Description of the task — Reproduce the data that follows in its entirety, character for character.

+-------+

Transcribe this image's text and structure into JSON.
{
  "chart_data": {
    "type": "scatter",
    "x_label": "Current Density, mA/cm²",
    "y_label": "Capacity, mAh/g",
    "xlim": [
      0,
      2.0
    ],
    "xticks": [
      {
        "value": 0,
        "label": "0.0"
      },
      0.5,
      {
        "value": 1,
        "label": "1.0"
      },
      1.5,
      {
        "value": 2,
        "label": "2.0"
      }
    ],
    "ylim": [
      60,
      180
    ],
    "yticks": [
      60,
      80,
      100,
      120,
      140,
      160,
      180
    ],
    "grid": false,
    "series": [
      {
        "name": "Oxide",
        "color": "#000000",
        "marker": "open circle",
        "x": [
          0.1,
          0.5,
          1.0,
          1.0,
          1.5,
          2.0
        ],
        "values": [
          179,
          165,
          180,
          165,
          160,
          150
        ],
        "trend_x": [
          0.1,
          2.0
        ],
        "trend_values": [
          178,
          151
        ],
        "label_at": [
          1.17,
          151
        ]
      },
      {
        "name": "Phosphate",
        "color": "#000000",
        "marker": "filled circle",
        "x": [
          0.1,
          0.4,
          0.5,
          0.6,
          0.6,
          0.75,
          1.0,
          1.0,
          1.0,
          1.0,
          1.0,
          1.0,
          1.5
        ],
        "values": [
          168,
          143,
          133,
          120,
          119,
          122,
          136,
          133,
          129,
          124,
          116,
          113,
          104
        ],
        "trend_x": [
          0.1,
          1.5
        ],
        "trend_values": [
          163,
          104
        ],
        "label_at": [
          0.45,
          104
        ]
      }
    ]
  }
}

+-------+

Completed task —
Transcribe this image's text and structure into JSON.
{
  "chart_data": {
    "type": "scatter",
    "x_label": "Current Density, mA/cm²",
    "y_label": "Capacity, mAh/g",
    "xlim": [
      0,
      2.0
    ],
    "xticks": [
      {
        "value": 0,
        "label": "0.0"
      },
      0.5,
      {
        "value": 1,
        "label": "1.0"
      },
      1.5,
      {
        "value": 2,
        "label": "2.0"
      }
    ],
    "ylim": [
      60,
      180
    ],
    "yticks": [
      60,
      80,
      100,
      120,
      140,
      160,
      180
    ],
    "grid": false,
    "series": [
      {
        "name": "Oxide",
        "color": "#000000",
        "marker": "open circle",
        "x": [
          0.1,
          0.5,
          1.0,
          1.0,
          1.5,
          2.0
        ],
        "values": [
          179,
          165,
          180,
          165,
          160,
          150
        ],
        "trend_x": [
          0.1,
          2.0
        ],
        "trend_values": [
          178,
          151
        ],
        "label_at": [
          1.17,
          151
        ]
      },
      {
        "name": "Phosphate",
        "color": "#000000",
        "marker": "filled circle",
        "x": [
          0.1,
          0.4,
          0.5,
          0.6,
          0.6,
          0.75,
          1.0,
          1.0,
          1.0,
          1.0,
          1.0,
          1.0,
          1.5
        ],
        "values": [
          168,
          143,
          133,
          120,
          119,
          122,
          136,
          133,
          129,
          124,
          116,
          113,
          104
        ],
        "trend_x": [
          0.1,
          1.5
        ],
        "trend_values": [
          163,
          104
        ],
        "label_at": [
          0.45,
          104
        ]
      }
    ]
  }
}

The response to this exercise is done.